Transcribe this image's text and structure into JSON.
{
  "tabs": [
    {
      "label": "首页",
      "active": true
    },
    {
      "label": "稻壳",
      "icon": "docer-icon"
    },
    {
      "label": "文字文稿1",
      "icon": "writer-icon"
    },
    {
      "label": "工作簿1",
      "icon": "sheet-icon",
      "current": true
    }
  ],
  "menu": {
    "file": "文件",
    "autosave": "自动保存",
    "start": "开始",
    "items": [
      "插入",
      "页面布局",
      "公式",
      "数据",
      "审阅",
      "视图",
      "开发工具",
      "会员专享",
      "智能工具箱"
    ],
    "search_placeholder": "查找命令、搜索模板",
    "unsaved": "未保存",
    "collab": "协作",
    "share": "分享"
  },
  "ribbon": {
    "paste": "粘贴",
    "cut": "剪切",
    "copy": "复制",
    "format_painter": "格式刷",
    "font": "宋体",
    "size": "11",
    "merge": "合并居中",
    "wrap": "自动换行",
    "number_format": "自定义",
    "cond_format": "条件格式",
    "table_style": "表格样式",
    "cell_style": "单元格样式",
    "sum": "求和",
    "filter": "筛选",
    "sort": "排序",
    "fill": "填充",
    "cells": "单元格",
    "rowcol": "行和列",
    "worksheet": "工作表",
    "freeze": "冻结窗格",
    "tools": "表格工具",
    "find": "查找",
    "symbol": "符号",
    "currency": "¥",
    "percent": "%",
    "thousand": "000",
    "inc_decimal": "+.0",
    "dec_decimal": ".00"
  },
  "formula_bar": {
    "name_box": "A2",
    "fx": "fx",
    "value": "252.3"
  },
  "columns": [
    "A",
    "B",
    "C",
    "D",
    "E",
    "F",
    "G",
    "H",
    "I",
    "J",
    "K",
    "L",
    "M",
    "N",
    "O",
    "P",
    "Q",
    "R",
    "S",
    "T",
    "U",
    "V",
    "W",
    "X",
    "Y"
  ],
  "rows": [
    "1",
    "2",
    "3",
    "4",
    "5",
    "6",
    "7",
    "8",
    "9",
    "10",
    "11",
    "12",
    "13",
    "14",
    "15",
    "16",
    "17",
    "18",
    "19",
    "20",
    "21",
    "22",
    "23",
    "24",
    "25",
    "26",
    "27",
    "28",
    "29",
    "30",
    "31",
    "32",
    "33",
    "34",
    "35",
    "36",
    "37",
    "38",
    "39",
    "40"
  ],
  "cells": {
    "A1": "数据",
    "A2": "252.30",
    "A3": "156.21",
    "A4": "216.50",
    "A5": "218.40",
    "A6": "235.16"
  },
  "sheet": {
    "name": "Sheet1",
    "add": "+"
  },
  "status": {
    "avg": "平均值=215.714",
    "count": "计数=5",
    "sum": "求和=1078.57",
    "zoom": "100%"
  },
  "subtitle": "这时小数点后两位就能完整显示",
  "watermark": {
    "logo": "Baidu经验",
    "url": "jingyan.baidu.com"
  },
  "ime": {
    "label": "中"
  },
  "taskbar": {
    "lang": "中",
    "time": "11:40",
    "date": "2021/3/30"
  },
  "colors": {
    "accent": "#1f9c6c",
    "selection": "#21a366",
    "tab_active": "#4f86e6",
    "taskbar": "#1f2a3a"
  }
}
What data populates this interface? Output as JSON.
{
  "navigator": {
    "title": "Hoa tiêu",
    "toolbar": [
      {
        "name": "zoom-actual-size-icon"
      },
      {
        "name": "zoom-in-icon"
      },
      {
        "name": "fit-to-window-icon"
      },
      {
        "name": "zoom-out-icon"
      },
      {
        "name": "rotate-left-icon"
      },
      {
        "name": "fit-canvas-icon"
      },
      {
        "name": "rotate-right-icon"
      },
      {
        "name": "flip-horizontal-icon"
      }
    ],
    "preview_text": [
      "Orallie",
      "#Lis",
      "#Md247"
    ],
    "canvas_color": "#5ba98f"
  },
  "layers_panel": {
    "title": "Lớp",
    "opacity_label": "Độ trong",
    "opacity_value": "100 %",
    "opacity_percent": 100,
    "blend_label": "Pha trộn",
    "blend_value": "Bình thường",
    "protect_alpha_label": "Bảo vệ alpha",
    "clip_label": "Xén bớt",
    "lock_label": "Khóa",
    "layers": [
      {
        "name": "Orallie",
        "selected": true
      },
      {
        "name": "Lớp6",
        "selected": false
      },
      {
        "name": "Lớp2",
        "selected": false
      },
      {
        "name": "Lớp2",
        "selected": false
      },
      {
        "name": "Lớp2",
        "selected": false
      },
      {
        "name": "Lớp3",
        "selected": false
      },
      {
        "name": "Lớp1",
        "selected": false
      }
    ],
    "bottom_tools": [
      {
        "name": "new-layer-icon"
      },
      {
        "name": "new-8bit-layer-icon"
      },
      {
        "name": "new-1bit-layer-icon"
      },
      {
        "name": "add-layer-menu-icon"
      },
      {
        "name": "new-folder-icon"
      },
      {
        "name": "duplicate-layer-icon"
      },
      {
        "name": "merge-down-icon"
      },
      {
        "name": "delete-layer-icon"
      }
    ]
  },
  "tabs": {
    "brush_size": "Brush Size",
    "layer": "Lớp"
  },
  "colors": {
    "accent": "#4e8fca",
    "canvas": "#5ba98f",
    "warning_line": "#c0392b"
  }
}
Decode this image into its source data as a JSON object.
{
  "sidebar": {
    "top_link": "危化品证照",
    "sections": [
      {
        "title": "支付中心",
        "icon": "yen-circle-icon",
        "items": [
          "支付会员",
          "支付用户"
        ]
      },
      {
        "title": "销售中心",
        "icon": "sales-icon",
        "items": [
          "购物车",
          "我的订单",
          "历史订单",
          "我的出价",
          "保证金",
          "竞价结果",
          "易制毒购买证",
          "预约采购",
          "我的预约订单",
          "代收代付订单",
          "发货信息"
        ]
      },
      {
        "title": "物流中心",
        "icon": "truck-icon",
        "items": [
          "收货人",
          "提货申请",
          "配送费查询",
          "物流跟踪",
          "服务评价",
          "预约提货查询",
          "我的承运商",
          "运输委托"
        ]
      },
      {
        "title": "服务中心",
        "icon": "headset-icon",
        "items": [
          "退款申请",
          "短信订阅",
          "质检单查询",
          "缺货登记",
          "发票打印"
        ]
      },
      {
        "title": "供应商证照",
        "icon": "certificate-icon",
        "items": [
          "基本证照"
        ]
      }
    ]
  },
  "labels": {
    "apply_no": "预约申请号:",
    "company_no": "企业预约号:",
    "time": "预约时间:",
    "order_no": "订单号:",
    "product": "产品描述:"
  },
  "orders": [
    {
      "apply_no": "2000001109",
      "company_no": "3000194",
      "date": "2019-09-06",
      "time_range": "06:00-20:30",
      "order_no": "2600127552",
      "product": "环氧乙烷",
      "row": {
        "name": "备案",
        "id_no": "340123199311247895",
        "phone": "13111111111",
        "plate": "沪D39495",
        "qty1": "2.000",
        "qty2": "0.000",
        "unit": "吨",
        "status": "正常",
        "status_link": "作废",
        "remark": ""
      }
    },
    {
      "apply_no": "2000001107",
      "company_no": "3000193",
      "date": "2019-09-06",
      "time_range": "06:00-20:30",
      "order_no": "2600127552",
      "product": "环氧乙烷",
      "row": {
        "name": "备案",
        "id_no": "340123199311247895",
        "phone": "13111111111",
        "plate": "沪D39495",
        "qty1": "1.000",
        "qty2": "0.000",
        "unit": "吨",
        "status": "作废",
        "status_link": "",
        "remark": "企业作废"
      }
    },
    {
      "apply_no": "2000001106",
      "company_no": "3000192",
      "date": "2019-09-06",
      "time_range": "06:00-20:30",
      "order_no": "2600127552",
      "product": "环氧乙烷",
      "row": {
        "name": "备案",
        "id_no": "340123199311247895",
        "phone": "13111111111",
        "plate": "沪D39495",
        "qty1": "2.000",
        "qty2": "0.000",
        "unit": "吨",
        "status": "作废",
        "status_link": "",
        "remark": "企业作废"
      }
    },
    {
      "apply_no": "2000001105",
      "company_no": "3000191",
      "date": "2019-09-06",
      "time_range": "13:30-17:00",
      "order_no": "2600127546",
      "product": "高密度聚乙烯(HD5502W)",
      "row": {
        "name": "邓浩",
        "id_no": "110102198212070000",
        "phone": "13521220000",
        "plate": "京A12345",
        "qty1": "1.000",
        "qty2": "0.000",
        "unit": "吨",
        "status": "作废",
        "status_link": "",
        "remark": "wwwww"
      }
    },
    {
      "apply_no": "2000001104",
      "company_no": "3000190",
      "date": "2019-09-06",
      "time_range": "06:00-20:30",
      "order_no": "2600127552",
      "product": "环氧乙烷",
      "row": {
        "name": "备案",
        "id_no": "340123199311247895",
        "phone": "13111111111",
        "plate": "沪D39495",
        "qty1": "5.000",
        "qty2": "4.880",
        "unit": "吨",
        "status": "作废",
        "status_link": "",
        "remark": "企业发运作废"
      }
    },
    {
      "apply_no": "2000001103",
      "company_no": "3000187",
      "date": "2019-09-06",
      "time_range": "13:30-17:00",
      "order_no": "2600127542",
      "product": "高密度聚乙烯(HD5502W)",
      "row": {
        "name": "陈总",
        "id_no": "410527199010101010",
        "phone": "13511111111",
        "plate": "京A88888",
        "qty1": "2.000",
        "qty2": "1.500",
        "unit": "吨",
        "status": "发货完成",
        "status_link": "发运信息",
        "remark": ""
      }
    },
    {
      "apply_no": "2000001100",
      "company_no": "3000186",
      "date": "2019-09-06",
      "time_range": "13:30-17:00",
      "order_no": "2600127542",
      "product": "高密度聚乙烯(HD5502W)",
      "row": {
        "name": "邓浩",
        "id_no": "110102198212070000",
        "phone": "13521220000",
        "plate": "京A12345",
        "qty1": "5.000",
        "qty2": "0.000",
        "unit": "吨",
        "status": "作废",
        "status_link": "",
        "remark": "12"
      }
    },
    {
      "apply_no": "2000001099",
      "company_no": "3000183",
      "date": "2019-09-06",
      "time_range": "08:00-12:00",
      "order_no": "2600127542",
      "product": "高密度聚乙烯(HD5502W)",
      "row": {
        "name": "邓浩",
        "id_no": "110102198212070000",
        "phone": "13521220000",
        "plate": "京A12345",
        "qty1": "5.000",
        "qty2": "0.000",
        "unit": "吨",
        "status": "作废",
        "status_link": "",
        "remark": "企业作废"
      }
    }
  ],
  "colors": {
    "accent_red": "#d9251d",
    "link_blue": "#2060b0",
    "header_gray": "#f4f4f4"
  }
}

## WHAT TO DO:
Scan the records above for the string "data", then report every line that contains it.

## SOLUTION TO THE PROBLEM:
What data populates this interface? Output as JSON.
Decode this image into its source data as a JSON object.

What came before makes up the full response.